* INPUT FOR THIS TASK *
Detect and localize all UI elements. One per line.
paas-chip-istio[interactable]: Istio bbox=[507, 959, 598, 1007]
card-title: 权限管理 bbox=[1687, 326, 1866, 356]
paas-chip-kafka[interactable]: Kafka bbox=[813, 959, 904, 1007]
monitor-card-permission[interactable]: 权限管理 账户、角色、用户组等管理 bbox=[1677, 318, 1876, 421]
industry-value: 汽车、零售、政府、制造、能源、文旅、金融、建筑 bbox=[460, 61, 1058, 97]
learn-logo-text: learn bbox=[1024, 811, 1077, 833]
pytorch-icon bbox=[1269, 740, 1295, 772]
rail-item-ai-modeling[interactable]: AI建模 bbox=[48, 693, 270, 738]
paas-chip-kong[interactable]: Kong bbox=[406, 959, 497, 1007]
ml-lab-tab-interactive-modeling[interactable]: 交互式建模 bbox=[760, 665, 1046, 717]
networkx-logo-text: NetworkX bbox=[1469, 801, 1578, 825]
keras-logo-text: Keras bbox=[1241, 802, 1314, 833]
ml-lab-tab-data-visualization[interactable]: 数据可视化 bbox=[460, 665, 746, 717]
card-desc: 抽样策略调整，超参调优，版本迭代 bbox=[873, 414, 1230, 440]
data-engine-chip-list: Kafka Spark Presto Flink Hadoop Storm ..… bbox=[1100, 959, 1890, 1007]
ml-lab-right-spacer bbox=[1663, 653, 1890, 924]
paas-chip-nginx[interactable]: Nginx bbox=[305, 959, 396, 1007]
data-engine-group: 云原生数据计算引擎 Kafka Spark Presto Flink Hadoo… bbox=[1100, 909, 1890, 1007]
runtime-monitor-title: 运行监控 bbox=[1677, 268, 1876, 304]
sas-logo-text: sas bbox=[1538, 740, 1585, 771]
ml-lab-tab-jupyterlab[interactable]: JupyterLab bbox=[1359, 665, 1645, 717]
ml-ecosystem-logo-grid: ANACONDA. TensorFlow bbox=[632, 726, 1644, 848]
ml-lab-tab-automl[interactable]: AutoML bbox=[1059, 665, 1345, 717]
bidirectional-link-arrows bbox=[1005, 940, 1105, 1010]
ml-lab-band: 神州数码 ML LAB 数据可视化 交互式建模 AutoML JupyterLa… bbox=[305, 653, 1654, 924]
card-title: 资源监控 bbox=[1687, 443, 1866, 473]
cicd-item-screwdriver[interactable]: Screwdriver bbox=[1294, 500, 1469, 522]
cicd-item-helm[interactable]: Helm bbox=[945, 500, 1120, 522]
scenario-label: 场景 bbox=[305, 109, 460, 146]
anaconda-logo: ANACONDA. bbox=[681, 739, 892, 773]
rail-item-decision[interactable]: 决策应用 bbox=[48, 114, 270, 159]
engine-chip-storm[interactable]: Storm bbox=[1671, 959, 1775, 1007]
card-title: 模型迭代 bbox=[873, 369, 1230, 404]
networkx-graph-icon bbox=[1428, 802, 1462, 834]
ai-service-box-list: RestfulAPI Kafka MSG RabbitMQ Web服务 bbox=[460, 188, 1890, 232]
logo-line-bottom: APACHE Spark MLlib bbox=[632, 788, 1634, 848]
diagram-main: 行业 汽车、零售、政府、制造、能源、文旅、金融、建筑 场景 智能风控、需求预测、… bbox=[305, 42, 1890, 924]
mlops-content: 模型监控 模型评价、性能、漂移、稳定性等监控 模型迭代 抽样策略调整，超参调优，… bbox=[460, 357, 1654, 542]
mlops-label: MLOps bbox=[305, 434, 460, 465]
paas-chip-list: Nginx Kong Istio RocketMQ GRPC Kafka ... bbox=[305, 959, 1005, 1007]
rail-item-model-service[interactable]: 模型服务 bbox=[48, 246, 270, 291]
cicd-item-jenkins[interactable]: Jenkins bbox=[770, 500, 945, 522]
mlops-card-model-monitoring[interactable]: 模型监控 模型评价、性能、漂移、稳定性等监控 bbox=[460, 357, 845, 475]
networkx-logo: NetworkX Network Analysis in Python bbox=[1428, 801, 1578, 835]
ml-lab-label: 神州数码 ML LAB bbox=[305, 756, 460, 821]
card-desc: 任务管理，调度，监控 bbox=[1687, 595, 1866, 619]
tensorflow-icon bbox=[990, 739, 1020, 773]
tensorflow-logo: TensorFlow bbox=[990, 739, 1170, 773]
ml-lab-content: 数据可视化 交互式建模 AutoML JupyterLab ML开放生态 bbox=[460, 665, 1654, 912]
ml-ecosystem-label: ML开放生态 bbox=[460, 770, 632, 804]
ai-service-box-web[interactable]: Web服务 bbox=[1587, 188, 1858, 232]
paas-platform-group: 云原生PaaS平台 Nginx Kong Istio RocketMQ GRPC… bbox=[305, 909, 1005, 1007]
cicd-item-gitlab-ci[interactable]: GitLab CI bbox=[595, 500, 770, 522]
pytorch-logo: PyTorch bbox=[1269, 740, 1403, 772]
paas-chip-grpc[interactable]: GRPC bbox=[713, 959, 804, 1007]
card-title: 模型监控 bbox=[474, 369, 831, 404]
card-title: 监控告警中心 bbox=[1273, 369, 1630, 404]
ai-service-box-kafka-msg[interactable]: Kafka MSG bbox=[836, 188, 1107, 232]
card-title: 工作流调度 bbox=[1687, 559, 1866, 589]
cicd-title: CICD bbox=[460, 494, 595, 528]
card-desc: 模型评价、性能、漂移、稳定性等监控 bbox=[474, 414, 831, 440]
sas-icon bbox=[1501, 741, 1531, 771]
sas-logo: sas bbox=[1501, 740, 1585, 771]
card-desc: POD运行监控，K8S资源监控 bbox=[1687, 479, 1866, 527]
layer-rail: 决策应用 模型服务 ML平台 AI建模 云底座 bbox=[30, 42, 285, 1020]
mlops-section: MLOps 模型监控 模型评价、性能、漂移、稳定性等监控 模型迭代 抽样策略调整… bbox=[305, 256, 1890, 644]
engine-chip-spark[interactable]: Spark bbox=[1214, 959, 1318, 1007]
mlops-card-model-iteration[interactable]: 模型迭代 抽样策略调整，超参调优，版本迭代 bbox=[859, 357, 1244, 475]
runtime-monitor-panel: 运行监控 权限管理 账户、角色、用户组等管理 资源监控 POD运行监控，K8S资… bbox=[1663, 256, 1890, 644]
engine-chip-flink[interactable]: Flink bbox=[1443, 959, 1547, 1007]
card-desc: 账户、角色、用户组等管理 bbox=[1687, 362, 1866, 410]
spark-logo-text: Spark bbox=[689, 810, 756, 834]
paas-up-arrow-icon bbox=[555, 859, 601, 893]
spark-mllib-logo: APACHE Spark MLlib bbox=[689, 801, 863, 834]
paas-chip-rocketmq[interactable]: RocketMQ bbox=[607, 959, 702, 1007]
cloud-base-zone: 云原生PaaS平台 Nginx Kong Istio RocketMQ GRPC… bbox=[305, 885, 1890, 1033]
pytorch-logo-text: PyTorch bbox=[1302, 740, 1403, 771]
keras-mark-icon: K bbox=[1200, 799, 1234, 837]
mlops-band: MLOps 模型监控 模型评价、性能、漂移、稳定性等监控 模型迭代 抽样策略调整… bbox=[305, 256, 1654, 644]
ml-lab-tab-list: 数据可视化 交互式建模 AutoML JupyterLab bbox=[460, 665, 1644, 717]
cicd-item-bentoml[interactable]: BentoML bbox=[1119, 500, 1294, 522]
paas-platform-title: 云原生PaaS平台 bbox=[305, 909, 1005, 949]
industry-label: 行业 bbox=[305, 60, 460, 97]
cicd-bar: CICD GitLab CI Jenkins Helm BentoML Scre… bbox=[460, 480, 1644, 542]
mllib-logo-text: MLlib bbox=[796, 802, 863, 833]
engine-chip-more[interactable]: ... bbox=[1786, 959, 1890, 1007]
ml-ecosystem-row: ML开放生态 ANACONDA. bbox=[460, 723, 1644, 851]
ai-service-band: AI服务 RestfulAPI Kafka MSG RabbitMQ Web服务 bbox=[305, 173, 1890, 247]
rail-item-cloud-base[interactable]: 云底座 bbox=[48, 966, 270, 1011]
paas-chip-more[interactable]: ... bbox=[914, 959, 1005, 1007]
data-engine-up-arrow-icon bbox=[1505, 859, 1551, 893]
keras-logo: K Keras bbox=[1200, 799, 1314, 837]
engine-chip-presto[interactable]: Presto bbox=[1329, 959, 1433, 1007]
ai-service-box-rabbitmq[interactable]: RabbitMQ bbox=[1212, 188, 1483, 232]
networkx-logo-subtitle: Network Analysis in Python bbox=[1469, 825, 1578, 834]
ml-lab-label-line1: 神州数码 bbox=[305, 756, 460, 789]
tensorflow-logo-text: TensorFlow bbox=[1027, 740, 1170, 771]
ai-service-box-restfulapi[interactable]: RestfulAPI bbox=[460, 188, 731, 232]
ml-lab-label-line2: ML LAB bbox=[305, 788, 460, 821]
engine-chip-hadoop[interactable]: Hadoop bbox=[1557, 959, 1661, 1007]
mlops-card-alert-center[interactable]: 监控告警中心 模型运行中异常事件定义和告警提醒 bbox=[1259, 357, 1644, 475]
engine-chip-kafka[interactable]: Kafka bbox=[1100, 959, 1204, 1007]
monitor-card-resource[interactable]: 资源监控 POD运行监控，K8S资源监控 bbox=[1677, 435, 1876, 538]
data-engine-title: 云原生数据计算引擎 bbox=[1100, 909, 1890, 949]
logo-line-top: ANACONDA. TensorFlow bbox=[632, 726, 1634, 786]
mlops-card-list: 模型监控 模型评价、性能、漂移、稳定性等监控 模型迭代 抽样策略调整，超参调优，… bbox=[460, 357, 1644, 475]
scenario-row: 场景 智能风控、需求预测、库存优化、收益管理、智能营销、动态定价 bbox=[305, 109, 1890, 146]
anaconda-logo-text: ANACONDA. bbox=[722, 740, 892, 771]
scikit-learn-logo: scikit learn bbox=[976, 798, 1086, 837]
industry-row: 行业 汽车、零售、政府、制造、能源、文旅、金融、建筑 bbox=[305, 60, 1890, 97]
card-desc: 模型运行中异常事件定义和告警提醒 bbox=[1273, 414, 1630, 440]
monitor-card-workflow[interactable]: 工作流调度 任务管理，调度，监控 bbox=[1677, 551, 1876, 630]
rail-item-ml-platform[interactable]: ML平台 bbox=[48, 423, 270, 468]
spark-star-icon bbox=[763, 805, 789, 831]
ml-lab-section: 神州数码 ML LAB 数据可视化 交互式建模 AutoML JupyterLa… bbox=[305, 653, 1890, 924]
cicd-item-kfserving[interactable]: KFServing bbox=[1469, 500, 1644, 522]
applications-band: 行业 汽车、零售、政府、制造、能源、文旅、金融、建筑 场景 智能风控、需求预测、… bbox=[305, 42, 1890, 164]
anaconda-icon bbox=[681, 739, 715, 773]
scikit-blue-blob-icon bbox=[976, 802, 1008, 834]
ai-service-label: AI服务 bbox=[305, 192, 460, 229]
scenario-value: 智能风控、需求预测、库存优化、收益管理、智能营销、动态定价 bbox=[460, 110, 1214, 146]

* EXERCISE AIM *
Please transcribe everything from the start of the records down to the line containing "pytorch-icon bbox=[1269, 740, 1295, 772]", including both of those lines, and copy each one exactly.

* EXERCISE SOLUTION *
Detect and localize all UI elements. One per line.
paas-chip-istio[interactable]: Istio bbox=[507, 959, 598, 1007]
card-title: 权限管理 bbox=[1687, 326, 1866, 356]
paas-chip-kafka[interactable]: Kafka bbox=[813, 959, 904, 1007]
monitor-card-permission[interactable]: 权限管理 账户、角色、用户组等管理 bbox=[1677, 318, 1876, 421]
industry-value: 汽车、零售、政府、制造、能源、文旅、金融、建筑 bbox=[460, 61, 1058, 97]
learn-logo-text: learn bbox=[1024, 811, 1077, 833]
pytorch-icon bbox=[1269, 740, 1295, 772]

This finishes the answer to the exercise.